[BEGIN]

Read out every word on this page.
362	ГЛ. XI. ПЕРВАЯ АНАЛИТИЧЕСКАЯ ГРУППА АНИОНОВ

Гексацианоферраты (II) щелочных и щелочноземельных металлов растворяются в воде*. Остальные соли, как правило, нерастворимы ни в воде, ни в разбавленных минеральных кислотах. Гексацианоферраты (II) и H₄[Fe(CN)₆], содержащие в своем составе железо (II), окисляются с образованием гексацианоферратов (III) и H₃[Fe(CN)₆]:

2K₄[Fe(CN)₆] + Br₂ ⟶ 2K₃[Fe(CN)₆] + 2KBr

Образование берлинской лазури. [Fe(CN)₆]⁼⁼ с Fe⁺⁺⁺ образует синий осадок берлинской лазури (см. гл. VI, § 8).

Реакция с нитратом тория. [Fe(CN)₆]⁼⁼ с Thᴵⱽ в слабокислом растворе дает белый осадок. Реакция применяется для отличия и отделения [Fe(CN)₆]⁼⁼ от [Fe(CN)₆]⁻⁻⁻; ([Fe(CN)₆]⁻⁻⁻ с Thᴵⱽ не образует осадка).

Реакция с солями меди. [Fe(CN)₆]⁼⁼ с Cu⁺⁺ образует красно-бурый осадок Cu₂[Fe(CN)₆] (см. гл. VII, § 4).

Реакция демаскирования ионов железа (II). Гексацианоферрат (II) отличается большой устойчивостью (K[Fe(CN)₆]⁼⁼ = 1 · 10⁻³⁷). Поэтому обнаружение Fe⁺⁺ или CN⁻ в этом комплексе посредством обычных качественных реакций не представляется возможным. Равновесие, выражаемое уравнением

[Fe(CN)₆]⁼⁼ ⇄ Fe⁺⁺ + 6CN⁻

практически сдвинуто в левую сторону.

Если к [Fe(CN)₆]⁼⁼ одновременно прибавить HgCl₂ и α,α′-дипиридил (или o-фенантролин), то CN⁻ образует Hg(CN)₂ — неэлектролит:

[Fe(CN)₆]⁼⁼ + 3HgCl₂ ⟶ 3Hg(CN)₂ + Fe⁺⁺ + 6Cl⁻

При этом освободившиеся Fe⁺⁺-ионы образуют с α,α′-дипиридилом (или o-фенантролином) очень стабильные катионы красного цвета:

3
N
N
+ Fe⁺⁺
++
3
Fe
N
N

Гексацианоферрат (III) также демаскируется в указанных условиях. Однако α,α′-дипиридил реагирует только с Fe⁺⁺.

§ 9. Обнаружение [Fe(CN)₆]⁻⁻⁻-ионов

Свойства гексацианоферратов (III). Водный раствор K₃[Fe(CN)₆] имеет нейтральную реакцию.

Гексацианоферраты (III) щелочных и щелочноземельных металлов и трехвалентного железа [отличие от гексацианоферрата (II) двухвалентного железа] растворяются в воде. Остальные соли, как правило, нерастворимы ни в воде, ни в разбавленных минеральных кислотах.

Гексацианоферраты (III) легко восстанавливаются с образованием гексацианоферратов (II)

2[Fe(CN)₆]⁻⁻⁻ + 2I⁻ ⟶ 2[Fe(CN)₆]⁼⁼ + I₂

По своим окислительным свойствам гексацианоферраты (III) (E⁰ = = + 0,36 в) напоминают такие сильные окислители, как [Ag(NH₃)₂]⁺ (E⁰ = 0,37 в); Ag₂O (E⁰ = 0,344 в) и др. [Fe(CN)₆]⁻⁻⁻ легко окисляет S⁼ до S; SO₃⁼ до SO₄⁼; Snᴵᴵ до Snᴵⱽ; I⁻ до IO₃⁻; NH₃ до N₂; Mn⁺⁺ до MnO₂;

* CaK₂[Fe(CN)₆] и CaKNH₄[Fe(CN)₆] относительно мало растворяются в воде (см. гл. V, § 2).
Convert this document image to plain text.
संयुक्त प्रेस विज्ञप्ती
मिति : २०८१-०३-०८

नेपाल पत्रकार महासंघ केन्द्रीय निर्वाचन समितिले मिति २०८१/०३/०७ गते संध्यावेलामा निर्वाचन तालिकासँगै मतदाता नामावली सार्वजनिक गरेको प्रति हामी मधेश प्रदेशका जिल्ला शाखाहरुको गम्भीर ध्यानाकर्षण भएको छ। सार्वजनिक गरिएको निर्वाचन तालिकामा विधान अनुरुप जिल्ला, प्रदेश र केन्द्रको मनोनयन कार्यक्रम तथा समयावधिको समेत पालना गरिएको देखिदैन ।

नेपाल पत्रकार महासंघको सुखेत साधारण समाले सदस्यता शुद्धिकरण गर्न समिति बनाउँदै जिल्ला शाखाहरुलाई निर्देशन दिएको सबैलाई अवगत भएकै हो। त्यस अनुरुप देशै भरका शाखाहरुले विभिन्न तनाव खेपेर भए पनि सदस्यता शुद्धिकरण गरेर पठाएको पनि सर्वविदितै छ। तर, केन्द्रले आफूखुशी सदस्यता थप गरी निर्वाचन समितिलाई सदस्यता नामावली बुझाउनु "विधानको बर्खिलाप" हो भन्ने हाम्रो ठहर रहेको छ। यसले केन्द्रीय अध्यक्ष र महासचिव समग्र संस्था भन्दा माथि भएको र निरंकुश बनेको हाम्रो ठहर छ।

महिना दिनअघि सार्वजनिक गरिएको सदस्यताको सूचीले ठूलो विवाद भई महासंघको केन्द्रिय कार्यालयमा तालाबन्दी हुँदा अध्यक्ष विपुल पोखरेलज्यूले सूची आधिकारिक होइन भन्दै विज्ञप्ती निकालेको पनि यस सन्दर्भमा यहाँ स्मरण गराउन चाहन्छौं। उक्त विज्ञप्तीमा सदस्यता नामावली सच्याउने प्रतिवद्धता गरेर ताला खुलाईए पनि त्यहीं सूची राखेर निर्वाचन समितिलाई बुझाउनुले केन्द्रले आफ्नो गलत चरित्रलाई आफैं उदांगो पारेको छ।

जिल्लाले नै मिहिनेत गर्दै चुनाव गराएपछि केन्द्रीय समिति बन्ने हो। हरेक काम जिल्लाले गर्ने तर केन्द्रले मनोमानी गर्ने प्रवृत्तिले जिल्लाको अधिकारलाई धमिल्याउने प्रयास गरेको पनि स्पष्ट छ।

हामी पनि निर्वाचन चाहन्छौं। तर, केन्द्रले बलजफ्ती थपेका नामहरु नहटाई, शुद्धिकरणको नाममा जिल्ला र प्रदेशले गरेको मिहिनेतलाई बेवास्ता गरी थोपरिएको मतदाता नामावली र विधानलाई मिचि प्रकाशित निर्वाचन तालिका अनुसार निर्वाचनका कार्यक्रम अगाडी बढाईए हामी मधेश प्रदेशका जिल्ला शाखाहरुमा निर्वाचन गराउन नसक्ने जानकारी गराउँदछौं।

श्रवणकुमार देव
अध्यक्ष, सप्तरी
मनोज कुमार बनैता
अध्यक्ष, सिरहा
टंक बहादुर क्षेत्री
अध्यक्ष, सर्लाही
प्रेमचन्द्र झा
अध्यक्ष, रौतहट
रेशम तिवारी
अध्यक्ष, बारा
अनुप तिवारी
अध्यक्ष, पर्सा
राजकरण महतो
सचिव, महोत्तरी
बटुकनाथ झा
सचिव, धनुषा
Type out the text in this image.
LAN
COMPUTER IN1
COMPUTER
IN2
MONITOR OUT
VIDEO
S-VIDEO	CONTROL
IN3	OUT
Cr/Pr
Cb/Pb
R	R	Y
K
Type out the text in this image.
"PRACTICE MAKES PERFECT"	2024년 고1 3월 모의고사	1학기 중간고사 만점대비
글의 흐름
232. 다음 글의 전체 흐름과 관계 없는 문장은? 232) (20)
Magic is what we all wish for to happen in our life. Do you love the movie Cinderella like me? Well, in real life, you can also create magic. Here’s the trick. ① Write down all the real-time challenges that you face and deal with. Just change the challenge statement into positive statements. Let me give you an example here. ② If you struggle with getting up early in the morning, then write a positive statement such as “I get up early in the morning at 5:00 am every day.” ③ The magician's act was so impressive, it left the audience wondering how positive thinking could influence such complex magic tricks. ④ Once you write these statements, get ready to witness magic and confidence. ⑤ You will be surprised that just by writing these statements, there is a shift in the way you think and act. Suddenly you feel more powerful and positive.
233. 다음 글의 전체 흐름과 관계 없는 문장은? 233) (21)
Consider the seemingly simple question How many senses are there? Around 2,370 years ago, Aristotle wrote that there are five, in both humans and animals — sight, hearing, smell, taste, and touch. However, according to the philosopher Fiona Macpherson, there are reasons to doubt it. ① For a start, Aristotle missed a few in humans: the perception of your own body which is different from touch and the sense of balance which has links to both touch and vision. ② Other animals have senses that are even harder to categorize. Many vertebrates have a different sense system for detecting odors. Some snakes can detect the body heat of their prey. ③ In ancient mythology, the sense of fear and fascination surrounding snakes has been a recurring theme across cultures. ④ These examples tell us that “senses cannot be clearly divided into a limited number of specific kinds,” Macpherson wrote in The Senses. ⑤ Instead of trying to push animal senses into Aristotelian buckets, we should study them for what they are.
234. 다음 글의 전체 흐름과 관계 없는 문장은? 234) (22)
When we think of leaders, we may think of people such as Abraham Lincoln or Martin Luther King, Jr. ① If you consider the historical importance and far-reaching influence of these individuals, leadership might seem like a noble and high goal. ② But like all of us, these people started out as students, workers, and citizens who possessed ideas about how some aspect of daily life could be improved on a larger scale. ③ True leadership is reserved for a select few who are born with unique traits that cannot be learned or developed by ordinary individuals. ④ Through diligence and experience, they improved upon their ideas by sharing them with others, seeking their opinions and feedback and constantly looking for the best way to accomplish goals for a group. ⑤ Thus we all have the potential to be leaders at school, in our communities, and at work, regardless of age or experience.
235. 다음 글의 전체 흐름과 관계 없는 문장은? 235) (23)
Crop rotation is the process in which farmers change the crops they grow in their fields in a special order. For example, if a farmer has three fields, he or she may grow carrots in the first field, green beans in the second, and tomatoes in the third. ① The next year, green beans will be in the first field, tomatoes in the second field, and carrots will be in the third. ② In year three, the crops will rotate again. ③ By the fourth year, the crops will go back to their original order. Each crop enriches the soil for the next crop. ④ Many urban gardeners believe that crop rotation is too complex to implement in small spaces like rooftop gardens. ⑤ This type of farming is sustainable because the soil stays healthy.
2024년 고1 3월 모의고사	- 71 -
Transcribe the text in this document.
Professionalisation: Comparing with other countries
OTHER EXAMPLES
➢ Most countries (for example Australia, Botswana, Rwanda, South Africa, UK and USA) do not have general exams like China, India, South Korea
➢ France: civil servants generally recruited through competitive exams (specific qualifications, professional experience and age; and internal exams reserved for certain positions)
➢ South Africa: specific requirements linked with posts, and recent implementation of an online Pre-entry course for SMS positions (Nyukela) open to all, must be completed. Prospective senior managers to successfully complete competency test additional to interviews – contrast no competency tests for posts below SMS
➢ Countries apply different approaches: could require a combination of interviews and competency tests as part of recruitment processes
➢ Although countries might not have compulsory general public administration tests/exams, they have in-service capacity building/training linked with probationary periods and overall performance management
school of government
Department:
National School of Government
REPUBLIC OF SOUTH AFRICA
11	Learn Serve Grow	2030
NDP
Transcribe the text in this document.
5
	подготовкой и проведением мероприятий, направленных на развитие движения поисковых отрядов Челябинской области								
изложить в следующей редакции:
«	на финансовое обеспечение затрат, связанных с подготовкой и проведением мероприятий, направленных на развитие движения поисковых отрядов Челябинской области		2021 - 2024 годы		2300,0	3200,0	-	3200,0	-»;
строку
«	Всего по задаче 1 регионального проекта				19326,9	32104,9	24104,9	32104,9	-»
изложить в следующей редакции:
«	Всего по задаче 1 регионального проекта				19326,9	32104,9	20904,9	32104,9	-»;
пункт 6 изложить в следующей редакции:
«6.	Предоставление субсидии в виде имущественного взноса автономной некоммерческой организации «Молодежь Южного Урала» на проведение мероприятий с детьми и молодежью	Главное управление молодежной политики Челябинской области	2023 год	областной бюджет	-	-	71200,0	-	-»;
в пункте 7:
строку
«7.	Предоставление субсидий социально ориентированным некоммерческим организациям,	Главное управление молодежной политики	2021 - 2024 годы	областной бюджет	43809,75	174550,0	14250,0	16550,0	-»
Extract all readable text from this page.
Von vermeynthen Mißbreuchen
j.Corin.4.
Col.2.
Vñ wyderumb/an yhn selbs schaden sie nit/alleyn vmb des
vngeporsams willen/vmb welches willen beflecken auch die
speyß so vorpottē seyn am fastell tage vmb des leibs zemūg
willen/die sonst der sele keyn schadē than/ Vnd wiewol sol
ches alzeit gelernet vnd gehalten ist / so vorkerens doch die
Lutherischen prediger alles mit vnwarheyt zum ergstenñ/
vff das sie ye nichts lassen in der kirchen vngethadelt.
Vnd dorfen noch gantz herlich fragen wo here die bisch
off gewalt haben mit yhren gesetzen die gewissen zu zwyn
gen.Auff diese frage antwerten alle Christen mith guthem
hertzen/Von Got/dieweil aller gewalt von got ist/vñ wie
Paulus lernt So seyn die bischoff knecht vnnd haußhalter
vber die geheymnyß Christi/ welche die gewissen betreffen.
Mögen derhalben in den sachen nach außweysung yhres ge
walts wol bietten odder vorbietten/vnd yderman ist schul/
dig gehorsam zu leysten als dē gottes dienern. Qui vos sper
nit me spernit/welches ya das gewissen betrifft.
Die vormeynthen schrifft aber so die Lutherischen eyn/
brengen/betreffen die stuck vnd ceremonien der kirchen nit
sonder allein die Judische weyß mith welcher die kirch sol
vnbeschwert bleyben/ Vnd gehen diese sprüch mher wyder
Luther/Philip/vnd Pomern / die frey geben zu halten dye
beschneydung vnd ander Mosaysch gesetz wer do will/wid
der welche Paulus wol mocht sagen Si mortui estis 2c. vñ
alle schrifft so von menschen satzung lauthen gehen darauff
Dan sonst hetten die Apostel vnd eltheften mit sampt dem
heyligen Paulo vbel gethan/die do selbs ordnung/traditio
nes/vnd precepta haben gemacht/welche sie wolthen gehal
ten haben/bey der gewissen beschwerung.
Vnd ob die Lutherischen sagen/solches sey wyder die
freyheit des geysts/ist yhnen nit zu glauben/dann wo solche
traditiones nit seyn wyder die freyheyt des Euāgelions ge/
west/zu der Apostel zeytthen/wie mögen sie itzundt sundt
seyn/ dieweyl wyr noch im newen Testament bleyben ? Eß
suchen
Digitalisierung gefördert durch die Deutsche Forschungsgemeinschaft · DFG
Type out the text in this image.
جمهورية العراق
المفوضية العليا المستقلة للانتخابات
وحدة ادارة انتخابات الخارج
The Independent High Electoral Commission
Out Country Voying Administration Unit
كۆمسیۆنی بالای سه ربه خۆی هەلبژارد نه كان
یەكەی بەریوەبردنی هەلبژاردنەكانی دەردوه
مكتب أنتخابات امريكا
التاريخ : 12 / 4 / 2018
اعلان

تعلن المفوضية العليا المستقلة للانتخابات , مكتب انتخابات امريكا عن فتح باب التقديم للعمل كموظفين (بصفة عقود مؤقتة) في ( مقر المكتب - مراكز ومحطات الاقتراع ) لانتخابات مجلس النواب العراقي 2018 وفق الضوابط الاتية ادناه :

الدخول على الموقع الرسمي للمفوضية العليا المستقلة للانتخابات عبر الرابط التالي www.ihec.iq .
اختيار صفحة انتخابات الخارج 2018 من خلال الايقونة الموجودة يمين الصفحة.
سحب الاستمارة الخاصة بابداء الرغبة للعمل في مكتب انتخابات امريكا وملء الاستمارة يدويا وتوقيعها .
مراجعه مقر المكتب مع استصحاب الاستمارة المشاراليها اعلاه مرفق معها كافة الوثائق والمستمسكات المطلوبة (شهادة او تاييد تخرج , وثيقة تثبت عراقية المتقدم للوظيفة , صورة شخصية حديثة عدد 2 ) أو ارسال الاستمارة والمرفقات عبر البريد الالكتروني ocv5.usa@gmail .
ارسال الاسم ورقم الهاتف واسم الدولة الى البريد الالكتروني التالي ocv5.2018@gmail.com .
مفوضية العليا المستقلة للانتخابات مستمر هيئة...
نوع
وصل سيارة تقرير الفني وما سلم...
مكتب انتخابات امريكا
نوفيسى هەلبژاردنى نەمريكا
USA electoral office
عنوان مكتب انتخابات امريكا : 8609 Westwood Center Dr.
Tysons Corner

[END]

- Written problem -
Where a line above includes "разбавленных", copy that line.

- Result for this exercise -
Гексацианоферраты (II) щелочных и щелочноземельных металлов растворяются в воде*. Остальные соли, как правило, нерастворимы ни в воде, ни в разбавленных минеральных кислотах. Гексацианоферраты (II) и H₄[Fe(CN)₆], содержащие в своем составе железо (II), окисляются с образованием гексацианоферратов (III) и H₃[Fe(CN)₆]:
Гексацианоферраты (III) щелочных и щелочноземельных металлов и трехвалентного железа [отличие от гексацианоферрата (II) двухвалентного железа] растворяются в воде. Остальные соли, как правило, нерастворимы ни в воде, ни в разбавленных минеральных кислотах.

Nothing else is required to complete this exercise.